Requirements: Keep only those lines of the records that include the string "Motor".

Exercise materials:
☆ ☆ ☆

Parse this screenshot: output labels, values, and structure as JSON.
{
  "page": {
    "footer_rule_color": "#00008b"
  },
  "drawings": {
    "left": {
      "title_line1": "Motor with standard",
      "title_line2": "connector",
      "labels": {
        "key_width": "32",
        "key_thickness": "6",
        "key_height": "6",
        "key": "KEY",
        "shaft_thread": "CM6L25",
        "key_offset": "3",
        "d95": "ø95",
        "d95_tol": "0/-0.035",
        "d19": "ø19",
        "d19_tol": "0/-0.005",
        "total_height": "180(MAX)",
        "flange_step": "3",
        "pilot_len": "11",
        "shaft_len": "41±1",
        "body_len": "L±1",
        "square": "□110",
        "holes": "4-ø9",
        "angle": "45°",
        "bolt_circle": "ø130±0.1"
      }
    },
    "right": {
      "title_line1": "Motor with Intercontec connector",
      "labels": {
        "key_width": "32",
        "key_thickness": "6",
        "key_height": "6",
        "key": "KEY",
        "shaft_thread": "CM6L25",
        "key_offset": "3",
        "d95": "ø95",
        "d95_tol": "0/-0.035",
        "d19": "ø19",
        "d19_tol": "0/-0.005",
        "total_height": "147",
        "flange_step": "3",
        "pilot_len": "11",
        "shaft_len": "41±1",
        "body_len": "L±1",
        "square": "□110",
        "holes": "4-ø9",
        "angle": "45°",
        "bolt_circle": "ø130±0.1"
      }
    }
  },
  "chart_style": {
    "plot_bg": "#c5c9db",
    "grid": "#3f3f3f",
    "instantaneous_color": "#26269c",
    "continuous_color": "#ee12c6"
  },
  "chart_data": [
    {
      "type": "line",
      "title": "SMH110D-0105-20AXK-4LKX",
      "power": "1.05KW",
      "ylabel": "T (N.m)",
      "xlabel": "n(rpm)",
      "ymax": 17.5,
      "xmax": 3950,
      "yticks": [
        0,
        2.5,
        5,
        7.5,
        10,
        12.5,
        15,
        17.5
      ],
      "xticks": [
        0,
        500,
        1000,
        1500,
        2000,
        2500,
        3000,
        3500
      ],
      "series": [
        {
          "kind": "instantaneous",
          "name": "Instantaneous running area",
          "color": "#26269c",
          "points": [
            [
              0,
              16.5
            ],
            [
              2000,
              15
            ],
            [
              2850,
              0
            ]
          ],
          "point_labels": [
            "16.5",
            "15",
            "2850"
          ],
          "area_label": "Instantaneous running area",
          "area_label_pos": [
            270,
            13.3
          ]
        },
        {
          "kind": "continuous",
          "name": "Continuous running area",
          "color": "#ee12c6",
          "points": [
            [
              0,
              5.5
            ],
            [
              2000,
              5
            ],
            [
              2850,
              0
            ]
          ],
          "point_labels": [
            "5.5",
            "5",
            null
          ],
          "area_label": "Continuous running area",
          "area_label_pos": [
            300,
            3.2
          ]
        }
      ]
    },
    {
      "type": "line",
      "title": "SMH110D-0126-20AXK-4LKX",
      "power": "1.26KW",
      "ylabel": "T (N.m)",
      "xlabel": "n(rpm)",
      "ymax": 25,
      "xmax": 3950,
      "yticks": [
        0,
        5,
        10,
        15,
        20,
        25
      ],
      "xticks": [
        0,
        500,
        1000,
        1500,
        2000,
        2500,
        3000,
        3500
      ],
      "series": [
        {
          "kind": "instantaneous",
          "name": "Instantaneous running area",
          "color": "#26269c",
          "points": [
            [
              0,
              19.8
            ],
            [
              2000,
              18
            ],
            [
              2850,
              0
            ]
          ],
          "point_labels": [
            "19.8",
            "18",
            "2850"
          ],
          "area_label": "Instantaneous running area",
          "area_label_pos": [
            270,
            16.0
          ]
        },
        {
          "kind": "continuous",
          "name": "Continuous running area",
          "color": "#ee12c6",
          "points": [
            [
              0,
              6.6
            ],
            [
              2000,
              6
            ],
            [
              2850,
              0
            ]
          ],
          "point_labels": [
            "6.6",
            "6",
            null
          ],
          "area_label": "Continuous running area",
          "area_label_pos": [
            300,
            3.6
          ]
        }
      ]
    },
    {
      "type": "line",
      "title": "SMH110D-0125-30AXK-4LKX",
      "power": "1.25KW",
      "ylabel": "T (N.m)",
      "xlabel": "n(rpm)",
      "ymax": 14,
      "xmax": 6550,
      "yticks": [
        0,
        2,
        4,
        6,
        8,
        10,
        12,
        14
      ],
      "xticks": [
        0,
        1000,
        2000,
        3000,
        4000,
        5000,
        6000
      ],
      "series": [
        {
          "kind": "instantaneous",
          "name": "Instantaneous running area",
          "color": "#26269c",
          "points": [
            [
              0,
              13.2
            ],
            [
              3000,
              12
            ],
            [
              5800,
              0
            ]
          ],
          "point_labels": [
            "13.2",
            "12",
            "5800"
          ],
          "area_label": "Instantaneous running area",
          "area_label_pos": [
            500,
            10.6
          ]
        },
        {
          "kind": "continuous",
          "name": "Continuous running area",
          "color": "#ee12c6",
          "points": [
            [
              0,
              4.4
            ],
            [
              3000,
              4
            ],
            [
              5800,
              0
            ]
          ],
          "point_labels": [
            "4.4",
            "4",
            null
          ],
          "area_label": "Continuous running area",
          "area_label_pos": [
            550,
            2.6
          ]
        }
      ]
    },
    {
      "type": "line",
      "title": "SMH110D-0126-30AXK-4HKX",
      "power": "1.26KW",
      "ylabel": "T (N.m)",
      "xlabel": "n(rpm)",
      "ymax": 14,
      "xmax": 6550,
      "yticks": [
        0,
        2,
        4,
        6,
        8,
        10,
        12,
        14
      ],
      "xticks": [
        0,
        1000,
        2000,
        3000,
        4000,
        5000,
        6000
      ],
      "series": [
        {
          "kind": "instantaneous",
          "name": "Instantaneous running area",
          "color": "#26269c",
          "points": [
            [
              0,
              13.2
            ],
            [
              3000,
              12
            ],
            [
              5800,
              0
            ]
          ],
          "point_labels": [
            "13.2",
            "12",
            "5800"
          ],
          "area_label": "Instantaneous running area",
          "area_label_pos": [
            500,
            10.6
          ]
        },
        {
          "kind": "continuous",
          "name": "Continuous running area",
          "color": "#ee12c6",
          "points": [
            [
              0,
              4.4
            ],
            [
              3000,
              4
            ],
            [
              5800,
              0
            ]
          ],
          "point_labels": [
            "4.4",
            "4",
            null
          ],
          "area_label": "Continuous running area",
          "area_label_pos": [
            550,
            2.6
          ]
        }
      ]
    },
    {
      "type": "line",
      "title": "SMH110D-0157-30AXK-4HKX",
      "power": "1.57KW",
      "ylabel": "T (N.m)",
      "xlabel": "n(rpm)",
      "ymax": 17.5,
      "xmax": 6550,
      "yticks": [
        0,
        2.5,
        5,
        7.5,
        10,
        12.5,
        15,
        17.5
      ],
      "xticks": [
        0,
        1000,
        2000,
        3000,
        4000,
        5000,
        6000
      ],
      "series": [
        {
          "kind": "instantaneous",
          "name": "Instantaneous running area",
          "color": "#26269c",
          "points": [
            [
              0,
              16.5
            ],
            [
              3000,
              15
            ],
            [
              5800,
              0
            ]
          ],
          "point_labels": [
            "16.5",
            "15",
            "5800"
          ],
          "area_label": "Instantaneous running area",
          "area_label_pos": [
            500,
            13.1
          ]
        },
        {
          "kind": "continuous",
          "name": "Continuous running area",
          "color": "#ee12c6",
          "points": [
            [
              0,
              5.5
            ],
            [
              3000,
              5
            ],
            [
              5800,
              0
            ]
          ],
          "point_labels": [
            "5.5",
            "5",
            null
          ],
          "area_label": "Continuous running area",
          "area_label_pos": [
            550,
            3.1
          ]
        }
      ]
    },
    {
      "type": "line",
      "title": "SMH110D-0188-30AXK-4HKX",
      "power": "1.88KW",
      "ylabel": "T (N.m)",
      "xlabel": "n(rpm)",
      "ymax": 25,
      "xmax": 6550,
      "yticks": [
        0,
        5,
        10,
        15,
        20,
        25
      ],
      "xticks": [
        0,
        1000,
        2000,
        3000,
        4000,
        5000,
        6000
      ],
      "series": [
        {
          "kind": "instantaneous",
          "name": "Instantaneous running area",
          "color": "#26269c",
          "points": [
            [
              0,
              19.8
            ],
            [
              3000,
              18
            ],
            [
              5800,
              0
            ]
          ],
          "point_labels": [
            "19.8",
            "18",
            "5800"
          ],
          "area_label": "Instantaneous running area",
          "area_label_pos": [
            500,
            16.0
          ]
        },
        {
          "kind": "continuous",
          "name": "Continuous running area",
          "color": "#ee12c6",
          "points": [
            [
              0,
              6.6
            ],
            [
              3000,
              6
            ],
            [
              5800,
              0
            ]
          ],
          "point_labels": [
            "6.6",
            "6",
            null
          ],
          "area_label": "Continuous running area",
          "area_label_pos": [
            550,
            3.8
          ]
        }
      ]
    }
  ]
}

☆ ☆ ☆

Answer to the problem:
      "title_line1": "Motor with standard",
      "title_line1": "Motor with Intercontec connector",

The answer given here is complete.